TASK INSTRUCTIONS: Reproduce the records. Keep every word exact and include no images.

=== RECORD LIST ===

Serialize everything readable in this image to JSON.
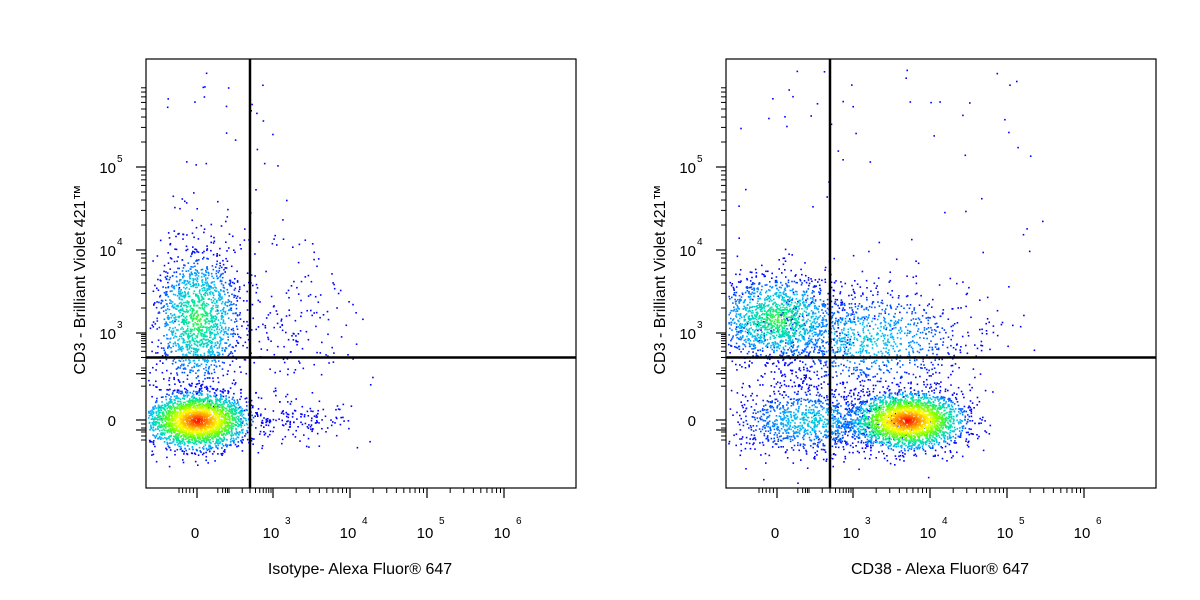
{
  "chart_data": [
    {
      "type": "scatter",
      "subtype": "flow-cytometry-density-dot-plot",
      "title": "",
      "xlabel": "Isotype- Alexa Fluor® 647",
      "ylabel": "CD3 - Brilliant Violet 421™",
      "x_scale": "biexponential",
      "y_scale": "biexponential",
      "x_ticks": [
        {
          "value": 0,
          "base": "0",
          "exp": ""
        },
        {
          "value": 1000,
          "base": "10",
          "exp": "3"
        },
        {
          "value": 10000,
          "base": "10",
          "exp": "4"
        },
        {
          "value": 100000,
          "base": "10",
          "exp": "5"
        },
        {
          "value": 1000000,
          "base": "10",
          "exp": "6"
        }
      ],
      "y_ticks": [
        {
          "value": 0,
          "base": "0",
          "exp": ""
        },
        {
          "value": 1000,
          "base": "10",
          "exp": "3"
        },
        {
          "value": 10000,
          "base": "10",
          "exp": "4"
        },
        {
          "value": 100000,
          "base": "10",
          "exp": "5"
        }
      ],
      "xlim": [
        -100,
        1000000
      ],
      "ylim": [
        -100,
        1000000
      ],
      "quadrant_gate": {
        "x": 300,
        "y": 200
      },
      "populations": [
        {
          "name": "",
          "center": {
            "x": 0,
            "y": 0
          },
          "relative_density": "highest"
        },
        {
          "name": "",
          "center": {
            "x": 0,
            "y": 1500
          },
          "relative_density": "high"
        },
        {
          "name": "",
          "center": {
            "x": 2000,
            "y": 1200
          },
          "relative_density": "sparse"
        },
        {
          "name": "",
          "center": {
            "x": 2000,
            "y": 0
          },
          "relative_density": "sparse"
        }
      ],
      "colormap": [
        "#0000ff",
        "#00b4ff",
        "#00e6a0",
        "#64ff00",
        "#ffff00",
        "#ff8c00",
        "#ff0000"
      ],
      "grid": false,
      "legend": "none"
    },
    {
      "type": "scatter",
      "subtype": "flow-cytometry-density-dot-plot",
      "title": "",
      "xlabel": "CD38 - Alexa Fluor® 647",
      "ylabel": "CD3 - Brilliant Violet 421™",
      "x_scale": "biexponential",
      "y_scale": "biexponential",
      "x_ticks": [
        {
          "value": 0,
          "base": "0",
          "exp": ""
        },
        {
          "value": 1000,
          "base": "10",
          "exp": "3"
        },
        {
          "value": 10000,
          "base": "10",
          "exp": "4"
        },
        {
          "value": 100000,
          "base": "10",
          "exp": "5"
        },
        {
          "value": 1000000,
          "base": "10",
          "exp": "6"
        }
      ],
      "y_ticks": [
        {
          "value": 0,
          "base": "0",
          "exp": ""
        },
        {
          "value": 1000,
          "base": "10",
          "exp": "3"
        },
        {
          "value": 10000,
          "base": "10",
          "exp": "4"
        },
        {
          "value": 100000,
          "base": "10",
          "exp": "5"
        }
      ],
      "xlim": [
        -100,
        1000000
      ],
      "ylim": [
        -100,
        1000000
      ],
      "quadrant_gate": {
        "x": 300,
        "y": 200
      },
      "populations": [
        {
          "name": "",
          "center": {
            "x": 5000,
            "y": 0
          },
          "relative_density": "highest"
        },
        {
          "name": "",
          "center": {
            "x": 0,
            "y": 1500
          },
          "relative_density": "high"
        },
        {
          "name": "",
          "center": {
            "x": 1500,
            "y": 700
          },
          "relative_density": "moderate"
        },
        {
          "name": "",
          "center": {
            "x": 100,
            "y": 0
          },
          "relative_density": "moderate"
        }
      ],
      "colormap": [
        "#0000ff",
        "#00b4ff",
        "#00e6a0",
        "#64ff00",
        "#ffff00",
        "#ff8c00",
        "#ff0000"
      ],
      "grid": false,
      "legend": "none"
    }
  ]
}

===

WRITTEN REPLY:
Serialize everything readable in this image to JSON.
{
  "chart_data": [
    {
      "type": "scatter",
      "subtype": "flow-cytometry-density-dot-plot",
      "title": "",
      "xlabel": "Isotype- Alexa Fluor® 647",
      "ylabel": "CD3 - Brilliant Violet 421™",
      "x_scale": "biexponential",
      "y_scale": "biexponential",
      "x_ticks": [
        {
          "value": 0,
          "base": "0",
          "exp": ""
        },
        {
          "value": 1000,
          "base": "10",
          "exp": "3"
        },
        {
          "value": 10000,
          "base": "10",
          "exp": "4"
        },
        {
          "value": 100000,
          "base": "10",
          "exp": "5"
        },
        {
          "value": 1000000,
          "base": "10",
          "exp": "6"
        }
      ],
      "y_ticks": [
        {
          "value": 0,
          "base": "0",
          "exp": ""
        },
        {
          "value": 1000,
          "base": "10",
          "exp": "3"
        },
        {
          "value": 10000,
          "base": "10",
          "exp": "4"
        },
        {
          "value": 100000,
          "base": "10",
          "exp": "5"
        }
      ],
      "xlim": [
        -100,
        1000000
      ],
      "ylim": [
        -100,
        1000000
      ],
      "quadrant_gate": {
        "x": 300,
        "y": 200
      },
      "populations": [
        {
          "name": "",
          "center": {
            "x": 0,
            "y": 0
          },
          "relative_density": "highest"
        },
        {
          "name": "",
          "center": {
            "x": 0,
            "y": 1500
          },
          "relative_density": "high"
        },
        {
          "name": "",
          "center": {
            "x": 2000,
            "y": 1200
          },
          "relative_density": "sparse"
        },
        {
          "name": "",
          "center": {
            "x": 2000,
            "y": 0
          },
          "relative_density": "sparse"
        }
      ],
      "colormap": [
        "#0000ff",
        "#00b4ff",
        "#00e6a0",
        "#64ff00",
        "#ffff00",
        "#ff8c00",
        "#ff0000"
      ],
      "grid": false,
      "legend": "none"
    },
    {
      "type": "scatter",
      "subtype": "flow-cytometry-density-dot-plot",
      "title": "",
      "xlabel": "CD38 - Alexa Fluor® 647",
      "ylabel": "CD3 - Brilliant Violet 421™",
      "x_scale": "biexponential",
      "y_scale": "biexponential",
      "x_ticks": [
        {
          "value": 0,
          "base": "0",
          "exp": ""
        },
        {
          "value": 1000,
          "base": "10",
          "exp": "3"
        },
        {
          "value": 10000,
          "base": "10",
          "exp": "4"
        },
        {
          "value": 100000,
          "base": "10",
          "exp": "5"
        },
        {
          "value": 1000000,
          "base": "10",
          "exp": "6"
        }
      ],
      "y_ticks": [
        {
          "value": 0,
          "base": "0",
          "exp": ""
        },
        {
          "value": 1000,
          "base": "10",
          "exp": "3"
        },
        {
          "value": 10000,
          "base": "10",
          "exp": "4"
        },
        {
          "value": 100000,
          "base": "10",
          "exp": "5"
        }
      ],
      "xlim": [
        -100,
        1000000
      ],
      "ylim": [
        -100,
        1000000
      ],
      "quadrant_gate": {
        "x": 300,
        "y": 200
      },
      "populations": [
        {
          "name": "",
          "center": {
            "x": 5000,
            "y": 0
          },
          "relative_density": "highest"
        },
        {
          "name": "",
          "center": {
            "x": 0,
            "y": 1500
          },
          "relative_density": "high"
        },
        {
          "name": "",
          "center": {
            "x": 1500,
            "y": 700
          },
          "relative_density": "moderate"
        },
        {
          "name": "",
          "center": {
            "x": 100,
            "y": 0
          },
          "relative_density": "moderate"
        }
      ],
      "colormap": [
        "#0000ff",
        "#00b4ff",
        "#00e6a0",
        "#64ff00",
        "#ffff00",
        "#ff8c00",
        "#ff0000"
      ],
      "grid": false,
      "legend": "none"
    }
  ]
}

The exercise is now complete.